Rows:
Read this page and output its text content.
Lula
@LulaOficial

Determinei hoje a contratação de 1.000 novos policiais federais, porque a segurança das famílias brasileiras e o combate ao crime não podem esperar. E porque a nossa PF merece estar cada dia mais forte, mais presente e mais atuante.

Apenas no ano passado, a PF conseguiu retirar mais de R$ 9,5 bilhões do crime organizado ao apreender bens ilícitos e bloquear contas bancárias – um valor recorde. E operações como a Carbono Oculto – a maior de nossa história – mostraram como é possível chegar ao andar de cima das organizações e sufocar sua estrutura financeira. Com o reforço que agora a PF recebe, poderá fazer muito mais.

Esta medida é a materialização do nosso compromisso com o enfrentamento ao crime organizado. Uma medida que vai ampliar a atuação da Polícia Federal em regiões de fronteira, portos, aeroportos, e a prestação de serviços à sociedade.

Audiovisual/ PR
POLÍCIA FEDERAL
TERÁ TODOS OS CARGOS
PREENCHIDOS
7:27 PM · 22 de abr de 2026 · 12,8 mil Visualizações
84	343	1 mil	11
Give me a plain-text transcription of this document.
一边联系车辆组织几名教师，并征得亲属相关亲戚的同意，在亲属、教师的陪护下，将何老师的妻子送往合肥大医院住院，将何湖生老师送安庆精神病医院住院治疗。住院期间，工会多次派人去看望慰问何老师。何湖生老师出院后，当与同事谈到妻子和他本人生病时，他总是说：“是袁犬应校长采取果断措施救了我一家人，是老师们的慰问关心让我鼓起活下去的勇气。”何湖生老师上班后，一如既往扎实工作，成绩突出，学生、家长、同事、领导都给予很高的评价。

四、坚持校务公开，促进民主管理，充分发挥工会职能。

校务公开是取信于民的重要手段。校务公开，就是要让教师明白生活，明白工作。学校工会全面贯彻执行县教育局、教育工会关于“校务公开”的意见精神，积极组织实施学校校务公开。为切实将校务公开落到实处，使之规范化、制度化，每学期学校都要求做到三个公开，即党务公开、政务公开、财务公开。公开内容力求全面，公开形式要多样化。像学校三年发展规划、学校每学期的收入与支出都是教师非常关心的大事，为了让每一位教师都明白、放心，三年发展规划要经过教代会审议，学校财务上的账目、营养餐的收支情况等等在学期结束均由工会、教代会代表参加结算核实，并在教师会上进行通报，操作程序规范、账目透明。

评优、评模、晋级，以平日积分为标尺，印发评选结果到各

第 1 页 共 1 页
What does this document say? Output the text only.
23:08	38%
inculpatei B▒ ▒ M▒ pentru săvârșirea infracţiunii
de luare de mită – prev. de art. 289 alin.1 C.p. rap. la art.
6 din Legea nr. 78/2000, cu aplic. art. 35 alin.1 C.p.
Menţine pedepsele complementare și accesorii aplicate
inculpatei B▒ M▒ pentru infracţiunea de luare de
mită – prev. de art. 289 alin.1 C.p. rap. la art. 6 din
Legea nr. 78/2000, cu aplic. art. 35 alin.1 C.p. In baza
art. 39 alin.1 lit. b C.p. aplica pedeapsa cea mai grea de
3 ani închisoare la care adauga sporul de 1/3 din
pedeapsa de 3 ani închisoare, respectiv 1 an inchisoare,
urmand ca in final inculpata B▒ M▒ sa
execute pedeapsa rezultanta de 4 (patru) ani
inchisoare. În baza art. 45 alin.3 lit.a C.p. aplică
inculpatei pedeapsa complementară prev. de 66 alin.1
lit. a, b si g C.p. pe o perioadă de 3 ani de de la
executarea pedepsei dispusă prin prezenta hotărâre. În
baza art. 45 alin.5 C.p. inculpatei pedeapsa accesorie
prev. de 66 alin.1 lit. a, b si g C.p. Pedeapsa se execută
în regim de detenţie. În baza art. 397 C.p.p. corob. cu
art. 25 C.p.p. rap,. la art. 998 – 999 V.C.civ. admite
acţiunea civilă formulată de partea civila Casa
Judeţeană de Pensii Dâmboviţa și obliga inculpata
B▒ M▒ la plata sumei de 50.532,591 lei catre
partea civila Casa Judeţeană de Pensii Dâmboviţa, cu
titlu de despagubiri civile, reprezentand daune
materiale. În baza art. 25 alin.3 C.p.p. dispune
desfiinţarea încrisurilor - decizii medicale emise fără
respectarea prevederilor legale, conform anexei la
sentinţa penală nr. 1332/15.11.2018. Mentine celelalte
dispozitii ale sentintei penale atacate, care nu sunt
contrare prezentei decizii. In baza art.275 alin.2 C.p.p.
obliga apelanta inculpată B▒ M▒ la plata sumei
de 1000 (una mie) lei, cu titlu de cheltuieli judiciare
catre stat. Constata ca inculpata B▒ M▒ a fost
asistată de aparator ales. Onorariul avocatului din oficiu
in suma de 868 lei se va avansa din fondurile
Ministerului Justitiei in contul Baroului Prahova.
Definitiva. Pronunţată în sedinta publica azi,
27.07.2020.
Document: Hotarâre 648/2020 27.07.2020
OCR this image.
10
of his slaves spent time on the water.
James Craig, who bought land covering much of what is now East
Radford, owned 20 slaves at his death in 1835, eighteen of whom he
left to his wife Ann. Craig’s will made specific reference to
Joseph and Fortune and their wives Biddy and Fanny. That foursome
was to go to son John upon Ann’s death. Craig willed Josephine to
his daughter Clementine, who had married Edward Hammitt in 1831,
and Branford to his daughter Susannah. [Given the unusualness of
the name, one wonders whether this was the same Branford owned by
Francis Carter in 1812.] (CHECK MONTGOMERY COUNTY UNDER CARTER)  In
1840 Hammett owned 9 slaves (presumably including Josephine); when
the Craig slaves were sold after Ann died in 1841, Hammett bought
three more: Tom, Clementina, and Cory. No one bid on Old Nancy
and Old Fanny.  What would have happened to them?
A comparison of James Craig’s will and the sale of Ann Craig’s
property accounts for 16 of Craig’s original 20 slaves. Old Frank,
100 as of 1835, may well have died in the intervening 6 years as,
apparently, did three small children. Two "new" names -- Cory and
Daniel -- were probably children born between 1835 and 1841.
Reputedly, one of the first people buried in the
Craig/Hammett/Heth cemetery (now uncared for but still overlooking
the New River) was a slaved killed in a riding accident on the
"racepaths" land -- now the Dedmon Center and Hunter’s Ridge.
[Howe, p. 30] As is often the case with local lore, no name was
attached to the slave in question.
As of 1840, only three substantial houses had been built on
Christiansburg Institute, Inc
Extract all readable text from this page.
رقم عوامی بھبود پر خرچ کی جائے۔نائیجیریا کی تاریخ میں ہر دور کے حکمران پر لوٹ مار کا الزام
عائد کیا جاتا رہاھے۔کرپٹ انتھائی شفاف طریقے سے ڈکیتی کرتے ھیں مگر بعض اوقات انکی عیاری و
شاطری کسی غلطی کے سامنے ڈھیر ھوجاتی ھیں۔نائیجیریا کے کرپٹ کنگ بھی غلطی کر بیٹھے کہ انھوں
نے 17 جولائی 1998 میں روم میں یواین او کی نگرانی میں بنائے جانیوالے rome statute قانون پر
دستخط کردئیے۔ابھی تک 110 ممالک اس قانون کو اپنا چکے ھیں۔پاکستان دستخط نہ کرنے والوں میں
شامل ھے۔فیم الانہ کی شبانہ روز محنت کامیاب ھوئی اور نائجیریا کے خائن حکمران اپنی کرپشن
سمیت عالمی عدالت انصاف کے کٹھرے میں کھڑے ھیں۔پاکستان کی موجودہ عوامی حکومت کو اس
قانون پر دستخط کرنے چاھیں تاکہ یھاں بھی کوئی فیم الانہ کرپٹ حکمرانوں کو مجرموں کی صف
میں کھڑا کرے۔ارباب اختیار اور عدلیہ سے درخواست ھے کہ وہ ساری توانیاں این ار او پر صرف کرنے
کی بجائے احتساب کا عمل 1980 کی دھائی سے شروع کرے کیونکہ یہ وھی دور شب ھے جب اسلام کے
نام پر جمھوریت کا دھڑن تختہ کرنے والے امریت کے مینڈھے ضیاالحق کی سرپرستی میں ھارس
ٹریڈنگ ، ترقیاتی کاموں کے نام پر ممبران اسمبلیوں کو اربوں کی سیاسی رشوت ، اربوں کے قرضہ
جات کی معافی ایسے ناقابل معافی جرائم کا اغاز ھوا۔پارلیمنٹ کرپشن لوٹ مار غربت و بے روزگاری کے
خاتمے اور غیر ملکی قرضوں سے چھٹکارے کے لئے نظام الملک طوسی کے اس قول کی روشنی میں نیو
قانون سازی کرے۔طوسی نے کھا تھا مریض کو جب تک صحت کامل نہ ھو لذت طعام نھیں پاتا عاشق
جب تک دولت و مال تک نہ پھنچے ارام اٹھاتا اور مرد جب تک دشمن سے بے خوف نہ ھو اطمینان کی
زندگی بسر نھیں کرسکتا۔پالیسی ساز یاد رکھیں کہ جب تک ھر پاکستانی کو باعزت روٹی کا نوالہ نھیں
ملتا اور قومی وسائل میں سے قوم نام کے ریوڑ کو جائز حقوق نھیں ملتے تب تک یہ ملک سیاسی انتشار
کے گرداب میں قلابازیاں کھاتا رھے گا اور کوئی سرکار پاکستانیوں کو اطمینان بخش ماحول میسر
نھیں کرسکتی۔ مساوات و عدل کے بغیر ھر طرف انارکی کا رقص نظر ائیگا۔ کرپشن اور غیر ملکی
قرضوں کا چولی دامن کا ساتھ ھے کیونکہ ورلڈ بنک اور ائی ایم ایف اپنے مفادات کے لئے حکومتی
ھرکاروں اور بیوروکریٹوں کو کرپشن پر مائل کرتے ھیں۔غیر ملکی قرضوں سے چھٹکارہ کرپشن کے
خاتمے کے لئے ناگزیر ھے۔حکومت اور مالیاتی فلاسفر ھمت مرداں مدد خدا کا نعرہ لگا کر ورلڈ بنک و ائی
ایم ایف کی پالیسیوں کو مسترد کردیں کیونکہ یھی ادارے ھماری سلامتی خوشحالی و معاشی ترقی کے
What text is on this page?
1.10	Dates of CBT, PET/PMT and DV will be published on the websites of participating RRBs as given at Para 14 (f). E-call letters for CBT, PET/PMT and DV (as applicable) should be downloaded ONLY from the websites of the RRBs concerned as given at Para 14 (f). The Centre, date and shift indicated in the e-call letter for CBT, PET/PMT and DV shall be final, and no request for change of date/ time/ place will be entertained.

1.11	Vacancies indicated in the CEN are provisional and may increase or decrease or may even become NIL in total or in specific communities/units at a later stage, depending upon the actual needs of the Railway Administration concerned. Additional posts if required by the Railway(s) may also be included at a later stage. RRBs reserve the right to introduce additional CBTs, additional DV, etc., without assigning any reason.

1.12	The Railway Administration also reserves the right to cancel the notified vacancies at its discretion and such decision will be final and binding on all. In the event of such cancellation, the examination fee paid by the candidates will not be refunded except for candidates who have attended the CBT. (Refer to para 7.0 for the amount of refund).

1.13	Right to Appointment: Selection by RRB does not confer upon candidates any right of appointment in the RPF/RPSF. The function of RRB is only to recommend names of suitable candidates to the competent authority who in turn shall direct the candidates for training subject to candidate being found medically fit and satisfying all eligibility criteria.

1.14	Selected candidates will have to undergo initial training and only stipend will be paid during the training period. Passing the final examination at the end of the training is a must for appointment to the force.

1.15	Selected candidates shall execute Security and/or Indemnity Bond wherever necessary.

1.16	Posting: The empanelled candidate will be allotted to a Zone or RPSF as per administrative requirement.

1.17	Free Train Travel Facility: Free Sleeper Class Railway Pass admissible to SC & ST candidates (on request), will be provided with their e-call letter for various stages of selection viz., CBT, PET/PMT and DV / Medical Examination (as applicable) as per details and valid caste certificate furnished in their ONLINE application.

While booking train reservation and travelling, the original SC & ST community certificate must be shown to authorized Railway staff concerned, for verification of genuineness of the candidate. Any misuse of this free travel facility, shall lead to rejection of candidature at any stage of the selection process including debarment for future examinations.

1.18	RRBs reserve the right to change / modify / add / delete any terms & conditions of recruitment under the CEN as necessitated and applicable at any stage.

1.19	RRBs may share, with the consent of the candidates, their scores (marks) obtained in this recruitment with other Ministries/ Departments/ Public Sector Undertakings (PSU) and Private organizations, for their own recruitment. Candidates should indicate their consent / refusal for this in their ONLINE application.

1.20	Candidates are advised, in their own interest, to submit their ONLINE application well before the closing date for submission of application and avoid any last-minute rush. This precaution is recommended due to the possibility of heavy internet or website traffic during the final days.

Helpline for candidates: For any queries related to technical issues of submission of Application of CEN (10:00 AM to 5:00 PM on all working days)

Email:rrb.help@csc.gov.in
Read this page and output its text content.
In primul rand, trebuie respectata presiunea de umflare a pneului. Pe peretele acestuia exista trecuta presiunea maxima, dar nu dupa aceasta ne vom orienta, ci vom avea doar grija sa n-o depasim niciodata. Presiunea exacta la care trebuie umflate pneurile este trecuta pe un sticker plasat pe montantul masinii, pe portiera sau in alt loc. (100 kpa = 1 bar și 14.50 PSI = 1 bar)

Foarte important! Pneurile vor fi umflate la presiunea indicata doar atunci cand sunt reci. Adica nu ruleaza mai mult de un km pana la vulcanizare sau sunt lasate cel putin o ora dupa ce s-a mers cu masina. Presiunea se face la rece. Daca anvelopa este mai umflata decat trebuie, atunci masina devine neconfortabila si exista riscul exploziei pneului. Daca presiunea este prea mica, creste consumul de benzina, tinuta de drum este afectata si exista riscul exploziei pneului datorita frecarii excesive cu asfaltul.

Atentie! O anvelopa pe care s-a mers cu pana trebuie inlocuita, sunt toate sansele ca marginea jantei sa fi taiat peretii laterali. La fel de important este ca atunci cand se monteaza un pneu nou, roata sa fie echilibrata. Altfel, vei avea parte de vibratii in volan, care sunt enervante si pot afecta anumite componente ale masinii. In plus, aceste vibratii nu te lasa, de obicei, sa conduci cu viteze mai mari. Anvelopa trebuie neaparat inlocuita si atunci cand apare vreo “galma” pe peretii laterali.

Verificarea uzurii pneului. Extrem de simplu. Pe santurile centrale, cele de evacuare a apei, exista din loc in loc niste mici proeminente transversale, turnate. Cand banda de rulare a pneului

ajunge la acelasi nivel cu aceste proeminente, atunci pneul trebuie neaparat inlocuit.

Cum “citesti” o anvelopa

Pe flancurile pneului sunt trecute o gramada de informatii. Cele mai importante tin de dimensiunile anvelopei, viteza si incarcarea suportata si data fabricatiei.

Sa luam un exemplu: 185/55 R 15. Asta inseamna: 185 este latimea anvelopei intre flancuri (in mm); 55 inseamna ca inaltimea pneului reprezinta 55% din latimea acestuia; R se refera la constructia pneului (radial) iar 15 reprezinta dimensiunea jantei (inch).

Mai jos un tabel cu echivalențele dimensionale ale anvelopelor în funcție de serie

Task description: Each line in the entries above that includes the string "civila" should be extracted.

Task answer:
acţiunea civilă formulată de partea civila Casa
partea civila Casa Judeţeană de Pensii Dâmboviţa, cu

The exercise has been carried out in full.